[Saved entries]
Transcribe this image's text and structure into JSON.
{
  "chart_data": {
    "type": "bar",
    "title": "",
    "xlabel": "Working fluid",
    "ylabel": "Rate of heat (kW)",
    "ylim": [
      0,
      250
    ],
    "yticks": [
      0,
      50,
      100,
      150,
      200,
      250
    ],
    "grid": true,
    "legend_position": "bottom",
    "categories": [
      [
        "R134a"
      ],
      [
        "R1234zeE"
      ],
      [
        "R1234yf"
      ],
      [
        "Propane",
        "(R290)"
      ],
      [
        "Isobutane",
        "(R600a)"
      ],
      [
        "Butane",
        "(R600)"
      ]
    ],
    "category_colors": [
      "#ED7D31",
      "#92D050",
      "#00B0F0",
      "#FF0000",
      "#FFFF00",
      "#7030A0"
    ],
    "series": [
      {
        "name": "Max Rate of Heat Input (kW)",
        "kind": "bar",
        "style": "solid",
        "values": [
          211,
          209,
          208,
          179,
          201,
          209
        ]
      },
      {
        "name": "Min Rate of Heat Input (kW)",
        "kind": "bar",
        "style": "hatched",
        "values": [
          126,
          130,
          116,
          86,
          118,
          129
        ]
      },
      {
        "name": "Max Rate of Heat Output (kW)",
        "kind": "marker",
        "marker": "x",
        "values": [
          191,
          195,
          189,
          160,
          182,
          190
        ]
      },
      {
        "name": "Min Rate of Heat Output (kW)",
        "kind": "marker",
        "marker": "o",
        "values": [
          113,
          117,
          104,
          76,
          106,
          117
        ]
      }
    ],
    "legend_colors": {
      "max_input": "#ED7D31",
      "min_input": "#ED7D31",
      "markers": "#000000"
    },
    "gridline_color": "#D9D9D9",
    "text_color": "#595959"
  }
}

**TASK REQUIREMENTS**
Please reproduce all of the entries exactly as they stand.

**WRITTEN RESPONSE**
Transcribe this image's text and structure into JSON.
{
  "chart_data": {
    "type": "bar",
    "title": "",
    "xlabel": "Working fluid",
    "ylabel": "Rate of heat (kW)",
    "ylim": [
      0,
      250
    ],
    "yticks": [
      0,
      50,
      100,
      150,
      200,
      250
    ],
    "grid": true,
    "legend_position": "bottom",
    "categories": [
      [
        "R134a"
      ],
      [
        "R1234zeE"
      ],
      [
        "R1234yf"
      ],
      [
        "Propane",
        "(R290)"
      ],
      [
        "Isobutane",
        "(R600a)"
      ],
      [
        "Butane",
        "(R600)"
      ]
    ],
    "category_colors": [
      "#ED7D31",
      "#92D050",
      "#00B0F0",
      "#FF0000",
      "#FFFF00",
      "#7030A0"
    ],
    "series": [
      {
        "name": "Max Rate of Heat Input (kW)",
        "kind": "bar",
        "style": "solid",
        "values": [
          211,
          209,
          208,
          179,
          201,
          209
        ]
      },
      {
        "name": "Min Rate of Heat Input (kW)",
        "kind": "bar",
        "style": "hatched",
        "values": [
          126,
          130,
          116,
          86,
          118,
          129
        ]
      },
      {
        "name": "Max Rate of Heat Output (kW)",
        "kind": "marker",
        "marker": "x",
        "values": [
          191,
          195,
          189,
          160,
          182,
          190
        ]
      },
      {
        "name": "Min Rate of Heat Output (kW)",
        "kind": "marker",
        "marker": "o",
        "values": [
          113,
          117,
          104,
          76,
          106,
          117
        ]
      }
    ],
    "legend_colors": {
      "max_input": "#ED7D31",
      "min_input": "#ED7D31",
      "markers": "#000000"
    },
    "gridline_color": "#D9D9D9",
    "text_color": "#595959"
  }
}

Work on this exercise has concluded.